[TASKS]
1. Write out the passage from the GPU batching forum thread, from "Even more reason" up to and including "miss any points.".
2. According to the GPU batching forum thread, in which thread should the VBO be mapped when streaming data in from a loader thread?
3. Carry on the forum thread about GPU batching and mesh level of detail from the point where it stops.

[TEXT SEGMENT]
□ □ □

The biggest answer here is, send bigger batches to the GPU :slight_smile:

Aside from that, if your LOD scheme can handle data not being loaded immediately, you might try streaming data in another thread : map the VBO in main thread (or whichever does all the GL calls), pass the pointer to a loader thread, then signal the 1st thread when loading is done to unmap the buffer and start using the data.

its also worth saying that i don’t intend to send anything close to a million batches a second to teh gpu. i also am not designing the system with the intention of maximizing teh gpu across the board. it is meant to be a simulation environment, meaning that it shouldn’t require much more than 10% of the total frame time.
Even more reason to dump extra calculations. If you are minimizing CPU load and aren’t pushing the GPU, it seems kind of silly to do extra CPU work to cut down on the GPU load :slight_smile:

ok, there is a lot in this last post to respond to, so i’m not going to attempt to detangle all of the quotes. i have two windows open, and i’m just going to dictate between the two, and not miss any points.

as for holes in meshes. the way i imagine it, this system is really designed to kick in once the camera gets close enough to a mesh, that normal geometry like holes, could already be built into the base mesh. its really a system for fully parameterized meshes, like a nurbs model for instance. the idea is to never have visible jagged edges in your geometery.

□ □ □

[DATA RECORDS]

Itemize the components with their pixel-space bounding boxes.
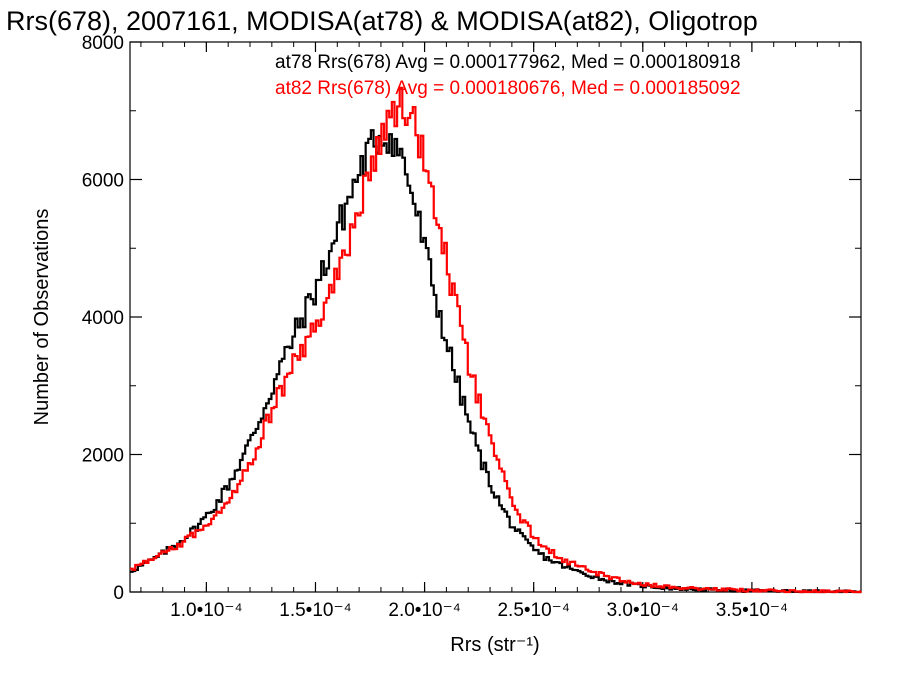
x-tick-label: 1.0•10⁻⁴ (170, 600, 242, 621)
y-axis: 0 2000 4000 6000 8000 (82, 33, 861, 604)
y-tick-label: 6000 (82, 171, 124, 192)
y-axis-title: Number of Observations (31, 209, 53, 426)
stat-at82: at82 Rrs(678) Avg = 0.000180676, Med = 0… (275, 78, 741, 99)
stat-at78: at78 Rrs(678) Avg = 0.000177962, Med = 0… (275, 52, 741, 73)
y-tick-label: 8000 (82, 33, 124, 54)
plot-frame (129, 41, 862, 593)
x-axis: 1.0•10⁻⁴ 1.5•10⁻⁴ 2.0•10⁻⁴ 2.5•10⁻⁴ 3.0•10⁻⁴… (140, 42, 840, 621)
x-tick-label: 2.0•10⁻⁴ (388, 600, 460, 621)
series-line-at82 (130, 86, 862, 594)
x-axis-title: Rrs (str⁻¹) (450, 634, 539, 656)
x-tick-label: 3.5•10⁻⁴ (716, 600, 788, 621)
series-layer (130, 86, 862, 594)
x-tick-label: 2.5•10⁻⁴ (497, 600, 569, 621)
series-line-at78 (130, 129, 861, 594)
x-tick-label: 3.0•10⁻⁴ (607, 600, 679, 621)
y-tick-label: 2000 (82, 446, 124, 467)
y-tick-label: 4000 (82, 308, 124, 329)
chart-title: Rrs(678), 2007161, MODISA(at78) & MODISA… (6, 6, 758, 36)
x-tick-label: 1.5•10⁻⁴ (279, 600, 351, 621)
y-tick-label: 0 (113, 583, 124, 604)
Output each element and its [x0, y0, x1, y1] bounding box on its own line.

□ □ □

[RESPONSES]
1.
Even more reason to dump extra calculations. If you are minimizing CPU load and aren’t pushing the GPU, it seems kind of silly to do extra CPU work to cut down on the GPU load :slight_smile:

ok, there is a lot in this last post to respond to, so i’m not going to attempt to detangle all of the quotes. i have two windows open, and i’m just going to dictate between the two, and not miss any points.

2. In the main thread, or whichever thread does all the GL calls.

3.
however it can be used in a projective fashion to build very complex geometry out of a very simple base mesh. a model of earth out of a dipyramid for instance. a simple plane with holes, coming out of a single plane for instance, would be best modeled probably with a raytracing csg type system. that is you would have your plane, and then maybe subtractive cylinders embedded in it.

your right, that it is impossible to derive detail that just isn’t there… that is just a fact of reality. if you wanted to smooth a polygonal model for instance, you would be basicly just left with the task of parameterizing every triangle, by fitting curves to the mesh, essentially turning it into a parameterized patch (nurbs) type mode.

smoothing is not everything though, the system also does surface displacement very well. modeling the shaft of a roman column for instance would be quite simple. you could model the bark of a tree by tesselating the base mesh and displacing it, but progressively smoothing the curvature of the tree would not be possible, unless the tree was fully parameterized (nurbs), or smoothing displacements were actually built into a displacement map – which is really not unreasonable, as i believe Doom3 actually does something like this, to produce low poly count normal mapped models from high poly count models.

the point is, you just can’t get detail were it isn’t unless you just want to make a best guess. the system also would do a lot better with highly regular meshes… your triangles would need to be as close to equalateral as possible for ideal results.

at the end of the day, it is really just better real-time tesselator… however you derive your coordinates is another matter all together.

for instance, i’ve popular modeling systems like maya trying to tesselate nurbs models in real time, and the results are just laughable. i don’t know if there is dedicated hardware or not for this – i do no opengl has a nurbs-type api however.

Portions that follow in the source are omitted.